### AIM 1
Reproduce the layout region entries from the line with "paragraph-2: 2. 三十年后的相聚，时光短暂而又宝贵。" to the line with "paragraph-10: 10. 春风得意马蹄疾。新年伊始，愿你乘着和煦的春风，朝着灿烂的前景，马不停蹄，奔腾捷进！", substituting "section" for "paragraph" and keeping everything else the same.

### PAGE EXCERPT
[BEGIN]

He adds that a good and solid grounding in the law, practice and procedure is an advantage when it comes to making appropriate and applicable decisions.
“While a judge is primarily a decision maker, he is also a teacher on the law and should be able to write good judgments that are clear, succinct and can be understood by the ordinary man in the street. The law is not only for the parties involved but also to be read by others,” said Chief Justice Palmer.
He praised the media in the Solomon Islands for its good coverage on an almost daily basis of court happenings and decisions and so providing an excellent
opportunity to educate and inform the public of legal and judicial processes. He believes good judges can also help both the people and media demystify the complicated workings of the law.
“These systems and processes can be quite complex and difficult to fathom and so one of the qualities of a judge is in being able to demystify the law so that it is readily understood across the nation, in particular such basic concepts like fairness, impartiality, natural justice and equality before the law,” said Chief Justice Palmer.
Through the tough work, he says the one constant that has helped him pull through has been the teachings of Christianity. But there also been other inspirations besides the divine.
“In terms of individuals, these have come at certain stages and points in my life and given encouragement and inspiration. My late grandfather encouraged me to study hard. My teachers and headmaster at primary school said similar things. One of my teachers at grade five gave a definition of an educated person, as ‘a person who knows something about everything and everything about something’. One of my teachers at Secondary School also encouraged me to ‘aim higher’,” he said.

[END]

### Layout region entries
[BEGIN]

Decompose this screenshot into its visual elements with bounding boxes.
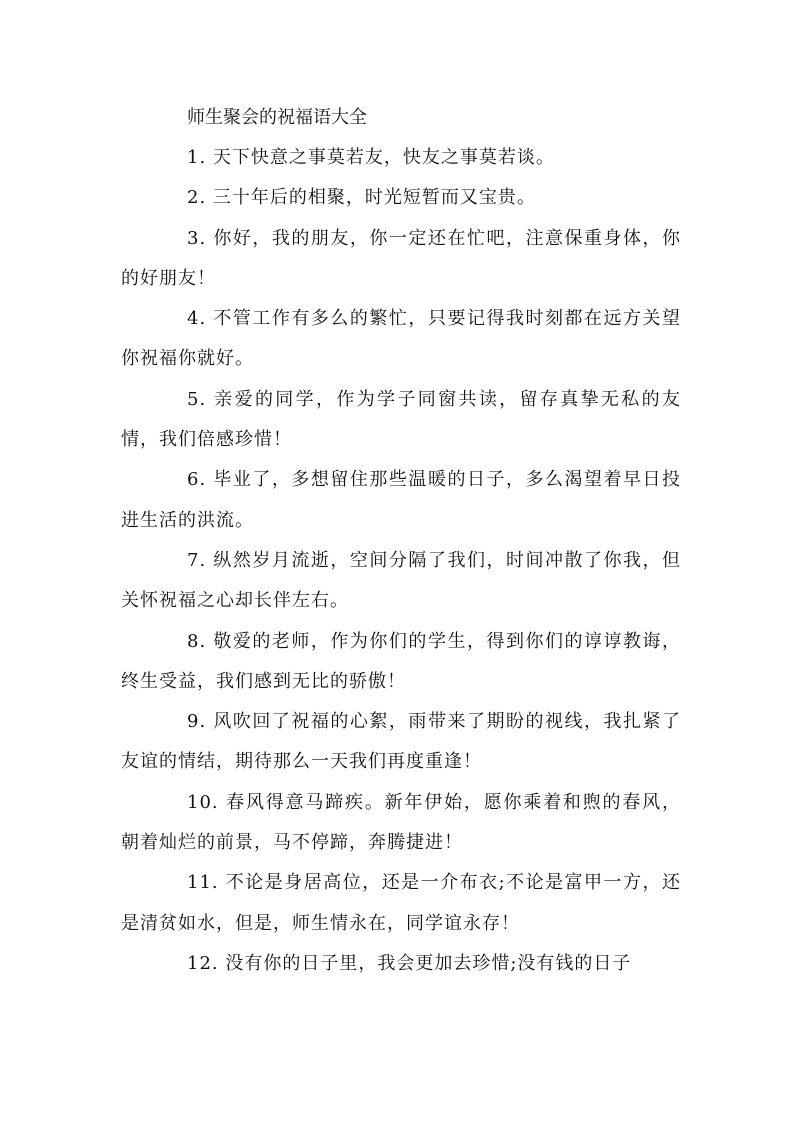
paragraph-2: 2. 三十年后的相聚，时光短暂而又宝贵。 <box>187 187 536 209</box>
paragraph-7: 7. 纵然岁月流逝，空间分隔了我们，时间冲散了你我，但关怀祝福之心却长伴左右。 <box>121 549 681 612</box>
paragraph-12-partial: 12. 没有你的日子里，我会更加去珍惜;没有钱的日子 <box>187 952 632 974</box>
paragraph-8: 8. 敬爱的老师，作为你们的学生，得到你们的谆谆教诲，终生受益，我们感到无比的骄傲！ <box>121 630 681 692</box>
paragraph-11: 11. 不论是身居高位，还是一介布衣;不论是富甲一方，还是清贫如水，但是，师生情永在，同学谊永存！ <box>121 872 681 934</box>
paragraph-10: 10. 春风得意马蹄疾。新年伊始，愿你乘着和煦的春风，朝着灿烂的前景，马不停蹄，奔腾捷进！ <box>121 791 681 854</box>
paragraph-4: 4. 不管工作有多么的繁忙，只要记得我时刻都在远方关望你祝福你就好。 <box>121 308 681 370</box>
document-body <box>121 98 681 984</box>
paragraph-3: 3. 你好，我的朋友，你一定还在忙吧，注意保重身体，你的好朋友！ <box>121 227 681 289</box>
page-title: 师生聚会的祝福语大全 <box>187 107 367 128</box>
paragraph-5: 5. 亲爱的同学，作为学子同窗共读，留存真挚无私的友情，我们倍感珍惜！ <box>121 388 681 451</box>
paragraph-1: 1. 天下快意之事莫若友，快友之事莫若谈。 <box>187 147 555 168</box>
paragraph-9: 9. 风吹回了祝福的心絮，雨带来了期盼的视线，我扎紧了友谊的情结，期待那么一天我们再度重逢！ <box>121 711 681 773</box>
paragraph-6: 6. 毕业了，多想留住那些温暖的日子，多么渴望着早日投进生活的洪流。 <box>121 469 681 531</box>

[END]

### AIM 2
Copy the passage about Chief Justice Palmer word for word, from "He adds that" to "of the law.".

### EXERCISE SOLUTION 1
section-2: 2. 三十年后的相聚，时光短暂而又宝贵。 <box>187 187 536 209</box>
section-7: 7. 纵然岁月流逝，空间分隔了我们，时间冲散了你我，但关怀祝福之心却长伴左右。 <box>121 549 681 612</box>
section-12-partial: 12. 没有你的日子里，我会更加去珍惜;没有钱的日子 <box>187 952 632 974</box>
section-8: 8. 敬爱的老师，作为你们的学生，得到你们的谆谆教诲，终生受益，我们感到无比的骄傲！ <box>121 630 681 692</box>
section-11: 11. 不论是身居高位，还是一介布衣;不论是富甲一方，还是清贫如水，但是，师生情永在，同学谊永存！ <box>121 872 681 934</box>
section-10: 10. 春风得意马蹄疾。新年伊始，愿你乘着和煦的春风，朝着灿烂的前景，马不停蹄，奔腾捷进！ <box>121 791 681 854</box>

### EXERCISE SOLUTION 2
He adds that a good and solid grounding in the law, practice and procedure is an advantage when it comes to making appropriate and applicable decisions.
“While a judge is primarily a decision maker, he is also a teacher on the law and should be able to write good judgments that are clear, succinct and can be understood by the ordinary man in the street. The law is not only for the parties involved but also to be read by others,” said Chief Justice Palmer.
He praised the media in the Solomon Islands for its good coverage on an almost daily basis of court happenings and decisions and so providing an excellent
opportunity to educate and inform the public of legal and judicial processes. He believes good judges can also help both the people and media demystify the complicated workings of the law.